Text provided>
Wednesday, November 20th 2024
NVIDIA and Microsoft Showcase Blackwell Preview, Omniverse Industrial AI and RTX AI PCs at Microsoft Ignite
NVIDIA and Microsoft today unveiled product integrations designed to advance full-stack NVIDIA AI development on Microsoft platforms and applications. At Microsoft Ignite, Microsoft announced the launch of the first cloud private preview of the Azure ND GB200 V6 VM series, based on the NVIDIA Blackwell platform. The Azure ND GB200 v6 will be a new AI-optimized virtual machine (VM) series and combines the NVIDIA GB200 NVL72 rack design with NVIDIA Quantum InfiniBand networking.
In addition, Microsoft revealed that Azure Container Apps now supports NVIDIA GPUs, enabling simplified and scalable AI deployment. Plus, the NVIDIA AI platform on Azure includes new reference workflows for industrial AI and an NVIDIA Omniverse Blueprint for creating immersive, AI-powered visuals. At Ignite, NVIDIA also announced multimodal small language models (SLMs) for RTX AI PCs and workstations, enhancing digital human interactions and virtual assistants with greater realism.NVIDIA Blackwell Powers Next-Gen AI on Microsoft Azure
Microsoft's new Azure ND GB200 V6 VM series will harness the powerful performance of NVIDIA GB200 Grace Blackwell Superchips, coupled with advanced NVIDIA Quantum InfiniBand networking. This offering is optimized for large-scale deep learning workloads to accelerate breakthroughs in natural language processing, computer vision and more.

Exercise A> In the NVIDIA and Microsoft announcement, write out the passage from "In addition, Microsoft" up to and including "vision and more." again, changing "virtual assistants" to "digital assistants".
Exercise B> According to the NVIDIA and Microsoft announcement, what networking does the Azure ND GB200 v6 pair with the NVIDIA GB200 NVL72 rack design?
Exercise C> Translate this sentence from the NVIDIA and Microsoft announcement into Spanish: "In addition, Microsoft revealed that Azure Container Apps now supports NVIDIA GPUs, enabling simplified and scalable AI deployment."

Records shown>
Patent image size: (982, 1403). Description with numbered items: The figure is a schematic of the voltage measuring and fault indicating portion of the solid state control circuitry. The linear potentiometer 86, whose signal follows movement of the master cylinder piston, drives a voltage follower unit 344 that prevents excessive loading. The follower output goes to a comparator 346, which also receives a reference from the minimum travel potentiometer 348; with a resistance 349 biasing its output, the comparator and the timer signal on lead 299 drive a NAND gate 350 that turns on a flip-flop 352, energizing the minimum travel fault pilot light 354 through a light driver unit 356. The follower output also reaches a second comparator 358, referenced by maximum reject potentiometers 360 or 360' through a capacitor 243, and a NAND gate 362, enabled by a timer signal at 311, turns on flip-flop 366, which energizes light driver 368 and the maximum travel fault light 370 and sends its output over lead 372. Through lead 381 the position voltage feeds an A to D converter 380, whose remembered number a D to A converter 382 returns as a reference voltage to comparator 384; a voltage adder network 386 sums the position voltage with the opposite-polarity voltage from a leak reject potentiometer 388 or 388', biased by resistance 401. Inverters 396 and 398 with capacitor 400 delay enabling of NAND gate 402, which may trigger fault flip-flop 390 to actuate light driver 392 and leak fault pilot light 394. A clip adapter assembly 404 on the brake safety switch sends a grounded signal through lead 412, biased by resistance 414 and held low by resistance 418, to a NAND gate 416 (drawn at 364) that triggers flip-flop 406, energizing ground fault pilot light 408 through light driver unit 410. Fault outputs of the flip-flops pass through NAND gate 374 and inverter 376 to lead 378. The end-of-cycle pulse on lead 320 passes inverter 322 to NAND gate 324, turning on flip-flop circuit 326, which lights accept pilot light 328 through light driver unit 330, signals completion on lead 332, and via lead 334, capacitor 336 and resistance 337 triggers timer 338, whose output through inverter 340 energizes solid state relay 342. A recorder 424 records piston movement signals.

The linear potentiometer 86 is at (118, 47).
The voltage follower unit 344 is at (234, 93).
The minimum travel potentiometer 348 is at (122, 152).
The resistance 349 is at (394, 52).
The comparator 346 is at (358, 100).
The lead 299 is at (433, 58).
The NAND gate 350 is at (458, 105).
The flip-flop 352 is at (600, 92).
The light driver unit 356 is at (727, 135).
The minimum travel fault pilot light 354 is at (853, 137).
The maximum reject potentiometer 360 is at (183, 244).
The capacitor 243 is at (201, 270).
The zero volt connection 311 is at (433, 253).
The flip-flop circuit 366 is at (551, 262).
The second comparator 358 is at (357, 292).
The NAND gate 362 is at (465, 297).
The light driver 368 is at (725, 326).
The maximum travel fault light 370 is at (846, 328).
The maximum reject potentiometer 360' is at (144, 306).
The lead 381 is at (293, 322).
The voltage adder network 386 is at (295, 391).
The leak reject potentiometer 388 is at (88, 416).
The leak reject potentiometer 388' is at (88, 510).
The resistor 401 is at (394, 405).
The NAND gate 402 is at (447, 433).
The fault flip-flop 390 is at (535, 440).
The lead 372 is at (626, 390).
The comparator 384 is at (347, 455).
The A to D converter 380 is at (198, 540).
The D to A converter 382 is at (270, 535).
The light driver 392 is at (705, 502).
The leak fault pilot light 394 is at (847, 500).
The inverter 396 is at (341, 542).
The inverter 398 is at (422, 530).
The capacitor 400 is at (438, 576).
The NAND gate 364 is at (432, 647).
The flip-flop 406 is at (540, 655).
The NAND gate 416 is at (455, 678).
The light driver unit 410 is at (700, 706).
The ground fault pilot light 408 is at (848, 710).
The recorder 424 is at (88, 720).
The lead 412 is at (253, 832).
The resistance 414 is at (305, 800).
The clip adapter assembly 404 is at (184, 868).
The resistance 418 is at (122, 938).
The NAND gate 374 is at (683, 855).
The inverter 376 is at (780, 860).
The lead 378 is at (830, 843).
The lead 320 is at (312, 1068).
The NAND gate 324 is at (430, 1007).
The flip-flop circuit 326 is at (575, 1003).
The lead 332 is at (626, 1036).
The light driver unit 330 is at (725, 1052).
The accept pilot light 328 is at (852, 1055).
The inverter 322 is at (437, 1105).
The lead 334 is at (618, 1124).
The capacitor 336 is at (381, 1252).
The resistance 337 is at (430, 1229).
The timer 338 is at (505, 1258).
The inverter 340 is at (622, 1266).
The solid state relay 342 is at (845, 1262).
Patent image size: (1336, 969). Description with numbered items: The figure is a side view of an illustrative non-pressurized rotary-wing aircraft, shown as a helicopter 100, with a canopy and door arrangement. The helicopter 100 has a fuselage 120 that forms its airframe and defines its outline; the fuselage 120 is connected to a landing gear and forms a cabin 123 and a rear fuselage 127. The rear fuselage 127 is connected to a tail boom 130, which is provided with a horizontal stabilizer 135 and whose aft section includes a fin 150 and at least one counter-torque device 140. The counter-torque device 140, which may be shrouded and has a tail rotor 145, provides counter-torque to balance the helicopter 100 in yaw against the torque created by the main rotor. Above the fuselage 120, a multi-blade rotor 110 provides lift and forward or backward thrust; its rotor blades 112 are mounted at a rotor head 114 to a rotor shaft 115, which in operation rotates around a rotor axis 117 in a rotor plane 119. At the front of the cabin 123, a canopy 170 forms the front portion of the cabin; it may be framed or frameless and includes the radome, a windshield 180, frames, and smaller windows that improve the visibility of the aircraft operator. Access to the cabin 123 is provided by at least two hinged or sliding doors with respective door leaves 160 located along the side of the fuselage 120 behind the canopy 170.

Problem solution A>
In addition, Microsoft revealed that Azure Container Apps now supports NVIDIA GPUs, enabling simplified and scalable AI deployment. Plus, the NVIDIA AI platform on Azure includes new reference workflows for industrial AI and an NVIDIA Omniverse Blueprint for creating immersive, AI-powered visuals. At Ignite, NVIDIA also announced multimodal small language models (SLMs) for RTX AI PCs and workstations, enhancing digital human interactions and digital assistants with greater realism.NVIDIA Blackwell Powers Next-Gen AI on Microsoft Azure
Microsoft's new Azure ND GB200 V6 VM series will harness the powerful performance of NVIDIA GB200 Grace Blackwell Superchips, coupled with advanced NVIDIA Quantum InfiniBand networking. This offering is optimized for large-scale deep learning workloads to accelerate breakthroughs in natural language processing, computer vision and more.

Problem solution B> NVIDIA Quantum InfiniBand networking.

Problem solution C> Además, Microsoft reveló que Azure Container Apps ahora admite GPU de NVIDIA, lo que permite una implementación de IA simplificada y escalable.